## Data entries
※ ※ ※
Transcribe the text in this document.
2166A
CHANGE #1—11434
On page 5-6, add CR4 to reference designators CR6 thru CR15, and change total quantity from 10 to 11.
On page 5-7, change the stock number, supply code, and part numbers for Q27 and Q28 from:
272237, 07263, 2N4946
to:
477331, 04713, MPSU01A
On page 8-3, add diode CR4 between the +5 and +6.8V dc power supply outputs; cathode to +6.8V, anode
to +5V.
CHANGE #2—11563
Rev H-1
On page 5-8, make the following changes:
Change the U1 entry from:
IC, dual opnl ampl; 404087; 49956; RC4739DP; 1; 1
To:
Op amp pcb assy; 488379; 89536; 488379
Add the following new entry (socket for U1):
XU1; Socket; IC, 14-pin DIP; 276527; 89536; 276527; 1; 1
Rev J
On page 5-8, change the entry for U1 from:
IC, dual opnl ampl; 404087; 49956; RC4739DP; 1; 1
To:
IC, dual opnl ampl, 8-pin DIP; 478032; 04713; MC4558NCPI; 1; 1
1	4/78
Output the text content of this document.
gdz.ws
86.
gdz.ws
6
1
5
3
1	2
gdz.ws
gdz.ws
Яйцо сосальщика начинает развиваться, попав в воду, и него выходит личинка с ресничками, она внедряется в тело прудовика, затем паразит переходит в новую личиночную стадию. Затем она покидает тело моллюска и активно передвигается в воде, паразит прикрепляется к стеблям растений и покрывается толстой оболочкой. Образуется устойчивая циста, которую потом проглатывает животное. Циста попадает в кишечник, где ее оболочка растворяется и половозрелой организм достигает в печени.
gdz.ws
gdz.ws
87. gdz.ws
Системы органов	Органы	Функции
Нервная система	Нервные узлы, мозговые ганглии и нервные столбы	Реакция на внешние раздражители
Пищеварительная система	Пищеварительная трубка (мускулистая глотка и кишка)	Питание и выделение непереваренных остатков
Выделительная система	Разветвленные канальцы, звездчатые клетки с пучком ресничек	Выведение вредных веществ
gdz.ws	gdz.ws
※ ※ ※
## SET PROBLEM
Copy out the whole listing exactly; please set it all down.

## FINAL RESULT
Transcribe the text in this document.
2166A
CHANGE #1—11434
On page 5-6, add CR4 to reference designators CR6 thru CR15, and change total quantity from 10 to 11.
On page 5-7, change the stock number, supply code, and part numbers for Q27 and Q28 from:
272237, 07263, 2N4946
to:
477331, 04713, MPSU01A
On page 8-3, add diode CR4 between the +5 and +6.8V dc power supply outputs; cathode to +6.8V, anode
to +5V.
CHANGE #2—11563
Rev H-1
On page 5-8, make the following changes:
Change the U1 entry from:
IC, dual opnl ampl; 404087; 49956; RC4739DP; 1; 1
To:
Op amp pcb assy; 488379; 89536; 488379
Add the following new entry (socket for U1):
XU1; Socket; IC, 14-pin DIP; 276527; 89536; 276527; 1; 1
Rev J
On page 5-8, change the entry for U1 from:
IC, dual opnl ampl; 404087; 49956; RC4739DP; 1; 1
To:
IC, dual opnl ampl, 8-pin DIP; 478032; 04713; MC4558NCPI; 1; 1
1	4/78
Output the text content of this document.
gdz.ws
86.
gdz.ws
6
1
5
3
1	2
gdz.ws
gdz.ws
Яйцо сосальщика начинает развиваться, попав в воду, и него выходит личинка с ресничками, она внедряется в тело прудовика, затем паразит переходит в новую личиночную стадию. Затем она покидает тело моллюска и активно передвигается в воде, паразит прикрепляется к стеблям растений и покрывается толстой оболочкой. Образуется устойчивая циста, которую потом проглатывает животное. Циста попадает в кишечник, где ее оболочка растворяется и половозрелой организм достигает в печени.
gdz.ws
gdz.ws
87. gdz.ws
Системы органов	Органы	Функции
Нервная система	Нервные узлы, мозговые ганглии и нервные столбы	Реакция на внешние раздражители
Пищеварительная система	Пищеварительная трубка (мускулистая глотка и кишка)	Питание и выделение непереваренных остатков
Выделительная система	Разветвленные канальцы, звездчатые клетки с пучком ресничек	Выведение вредных веществ
gdz.ws	gdz.ws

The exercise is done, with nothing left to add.